### Written task
Find each line with the word "完美世界" in it, then give the total alone.

### Source material
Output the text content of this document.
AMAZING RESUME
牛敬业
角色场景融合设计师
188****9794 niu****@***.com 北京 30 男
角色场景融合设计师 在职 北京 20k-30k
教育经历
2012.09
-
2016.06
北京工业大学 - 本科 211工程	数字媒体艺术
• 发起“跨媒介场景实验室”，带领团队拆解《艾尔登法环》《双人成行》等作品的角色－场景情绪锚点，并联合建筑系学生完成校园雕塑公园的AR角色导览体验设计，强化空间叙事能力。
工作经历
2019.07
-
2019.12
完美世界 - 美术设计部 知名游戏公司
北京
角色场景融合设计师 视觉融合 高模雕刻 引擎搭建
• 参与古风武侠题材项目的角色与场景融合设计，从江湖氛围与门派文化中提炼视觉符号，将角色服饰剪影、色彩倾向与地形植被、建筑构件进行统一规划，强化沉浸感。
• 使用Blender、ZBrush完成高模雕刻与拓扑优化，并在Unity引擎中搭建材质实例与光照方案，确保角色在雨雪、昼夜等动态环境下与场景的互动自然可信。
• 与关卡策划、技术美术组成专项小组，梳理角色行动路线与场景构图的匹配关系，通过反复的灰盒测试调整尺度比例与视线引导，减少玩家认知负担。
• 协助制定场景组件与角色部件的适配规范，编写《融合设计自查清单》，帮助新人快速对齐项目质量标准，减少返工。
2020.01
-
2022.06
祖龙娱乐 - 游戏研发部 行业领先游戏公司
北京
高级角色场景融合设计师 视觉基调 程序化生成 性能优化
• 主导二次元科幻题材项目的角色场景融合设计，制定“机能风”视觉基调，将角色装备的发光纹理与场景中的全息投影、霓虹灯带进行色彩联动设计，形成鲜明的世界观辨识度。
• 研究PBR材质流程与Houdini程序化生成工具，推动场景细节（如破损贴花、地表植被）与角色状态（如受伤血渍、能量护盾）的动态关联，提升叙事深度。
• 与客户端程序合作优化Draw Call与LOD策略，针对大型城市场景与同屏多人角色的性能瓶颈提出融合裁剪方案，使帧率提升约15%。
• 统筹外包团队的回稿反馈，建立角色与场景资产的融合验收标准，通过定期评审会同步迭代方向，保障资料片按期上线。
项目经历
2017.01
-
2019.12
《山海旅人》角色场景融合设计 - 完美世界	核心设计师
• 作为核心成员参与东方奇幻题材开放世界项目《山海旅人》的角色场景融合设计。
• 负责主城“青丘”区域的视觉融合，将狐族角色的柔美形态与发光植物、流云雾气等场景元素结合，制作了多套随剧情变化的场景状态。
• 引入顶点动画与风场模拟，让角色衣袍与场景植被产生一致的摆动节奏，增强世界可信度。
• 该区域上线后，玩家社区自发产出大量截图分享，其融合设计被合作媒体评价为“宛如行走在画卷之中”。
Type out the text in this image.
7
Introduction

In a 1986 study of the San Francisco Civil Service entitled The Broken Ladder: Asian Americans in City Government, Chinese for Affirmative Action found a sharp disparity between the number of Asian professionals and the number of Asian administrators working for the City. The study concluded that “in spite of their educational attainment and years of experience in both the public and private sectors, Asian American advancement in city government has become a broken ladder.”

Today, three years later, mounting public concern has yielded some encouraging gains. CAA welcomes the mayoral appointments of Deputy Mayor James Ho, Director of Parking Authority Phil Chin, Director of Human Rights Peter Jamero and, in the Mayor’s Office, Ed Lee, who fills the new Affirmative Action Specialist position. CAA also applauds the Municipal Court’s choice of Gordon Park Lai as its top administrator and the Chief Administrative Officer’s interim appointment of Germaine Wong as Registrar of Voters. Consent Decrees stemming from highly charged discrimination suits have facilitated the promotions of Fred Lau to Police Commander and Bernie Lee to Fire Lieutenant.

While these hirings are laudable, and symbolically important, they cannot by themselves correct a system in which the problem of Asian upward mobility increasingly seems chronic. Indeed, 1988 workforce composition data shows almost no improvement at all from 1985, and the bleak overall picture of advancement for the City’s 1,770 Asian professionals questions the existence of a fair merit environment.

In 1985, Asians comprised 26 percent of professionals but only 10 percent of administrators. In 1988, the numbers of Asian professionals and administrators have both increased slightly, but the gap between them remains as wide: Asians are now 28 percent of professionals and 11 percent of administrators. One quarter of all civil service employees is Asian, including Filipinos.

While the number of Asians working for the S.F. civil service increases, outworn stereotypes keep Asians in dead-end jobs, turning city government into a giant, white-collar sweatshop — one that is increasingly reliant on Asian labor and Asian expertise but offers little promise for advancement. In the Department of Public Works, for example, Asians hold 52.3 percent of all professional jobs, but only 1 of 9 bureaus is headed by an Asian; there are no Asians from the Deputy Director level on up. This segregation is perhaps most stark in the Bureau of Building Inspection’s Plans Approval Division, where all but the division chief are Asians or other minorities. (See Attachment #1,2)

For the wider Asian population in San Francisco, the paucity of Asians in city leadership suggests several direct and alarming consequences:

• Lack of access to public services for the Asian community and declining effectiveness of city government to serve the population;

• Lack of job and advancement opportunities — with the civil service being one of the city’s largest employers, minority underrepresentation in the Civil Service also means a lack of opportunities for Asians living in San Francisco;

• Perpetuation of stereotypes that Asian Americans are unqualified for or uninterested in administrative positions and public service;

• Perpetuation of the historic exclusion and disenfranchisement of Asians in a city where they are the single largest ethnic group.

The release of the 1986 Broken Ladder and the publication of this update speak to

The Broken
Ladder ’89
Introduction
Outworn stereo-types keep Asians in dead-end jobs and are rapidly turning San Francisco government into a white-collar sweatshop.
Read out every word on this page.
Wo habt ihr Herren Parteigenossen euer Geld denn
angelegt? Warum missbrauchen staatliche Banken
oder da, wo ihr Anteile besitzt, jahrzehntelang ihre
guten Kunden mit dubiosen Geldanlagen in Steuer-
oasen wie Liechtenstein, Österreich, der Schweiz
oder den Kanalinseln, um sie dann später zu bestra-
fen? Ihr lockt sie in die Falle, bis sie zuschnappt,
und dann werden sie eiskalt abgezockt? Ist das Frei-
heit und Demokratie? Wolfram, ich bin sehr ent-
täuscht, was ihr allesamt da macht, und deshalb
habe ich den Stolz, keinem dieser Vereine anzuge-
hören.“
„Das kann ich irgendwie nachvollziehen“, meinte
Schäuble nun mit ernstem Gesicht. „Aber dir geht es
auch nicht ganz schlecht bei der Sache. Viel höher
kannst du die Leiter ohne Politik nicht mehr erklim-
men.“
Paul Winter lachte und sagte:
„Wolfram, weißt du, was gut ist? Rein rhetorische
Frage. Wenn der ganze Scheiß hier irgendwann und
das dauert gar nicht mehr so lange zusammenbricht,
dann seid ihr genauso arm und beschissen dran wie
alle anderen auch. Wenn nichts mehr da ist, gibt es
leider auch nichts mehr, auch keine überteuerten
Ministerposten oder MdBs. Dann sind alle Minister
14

### Answer to this task
2